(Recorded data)
┄┄┄┄┄┄┄┄┄┄

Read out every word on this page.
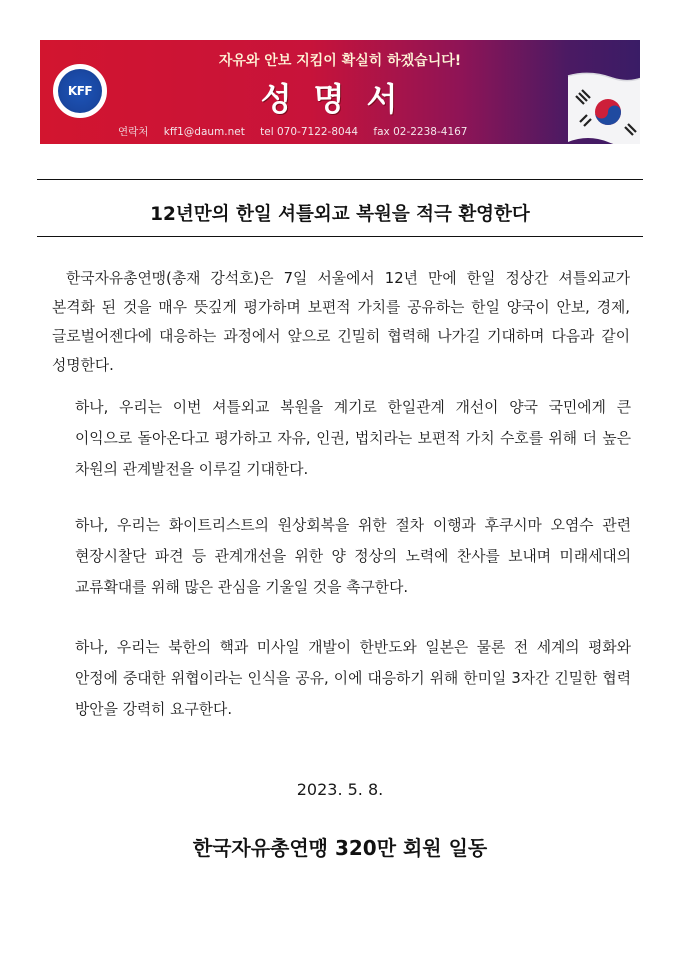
KFF
자유와 안보 지킴이 확실히 하겠습니다!
성명서
연락처 kff1@daum.net tel 070-7122-8044 fax 02-2238-4167
12년만의 한일 셔틀외교 복원을 적극 환영한다

한국자유총연맹(총재 강석호)은 7일 서울에서 12년 만에 한일 정상간 셔틀외교가 본격화 된 것을 매우 뜻깊게 평가하며 보편적 가치를 공유하는 한일 양국이 안보, 경제, 글로벌어젠다에 대응하는 과정에서 앞으로 긴밀히 협력해 나가길 기대하며 다음과 같이 성명한다.

하나, 우리는 이번 셔틀외교 복원을 계기로 한일관계 개선이 양국 국민에게 큰 이익으로 돌아온다고 평가하고 자유, 인권, 법치라는 보편적 가치 수호를 위해 더 높은 차원의 관계발전을 이루길 기대한다.

하나, 우리는 화이트리스트의 원상회복을 위한 절차 이행과 후쿠시마 오염수 관련 현장시찰단 파견 등 관계개선을 위한 양 정상의 노력에 찬사를 보내며 미래세대의 교류확대를 위해 많은 관심을 기울일 것을 촉구한다.

하나, 우리는 북한의 핵과 미사일 개발이 한반도와 일본은 물론 전 세계의 평화와 안정에 중대한 위협이라는 인식을 공유, 이에 대응하기 위해 한미일 3자간 긴밀한 협력 방안을 강력히 요구한다.

2023. 5. 8.
한국자유총연맹 320만 회원 일동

┄┄┄┄┄┄┄┄┄┄

▸ Short exercise
Take every line from the data above that holds "한국자유총연맹" and copy it out.

▸ Task output
한국자유총연맹(총재 강석호)은 7일 서울에서 12년 만에 한일 정상간 셔틀외교가 본격화 된 것을 매우 뜻깊게 평가하며 보편적 가치를 공유하는 한일 양국이 안보, 경제, 글로벌어젠다에 대응하는 과정에서 앞으로 긴밀히 협력해 나가길 기대하며 다음과 같이 성명한다.
한국자유총연맹 320만 회원 일동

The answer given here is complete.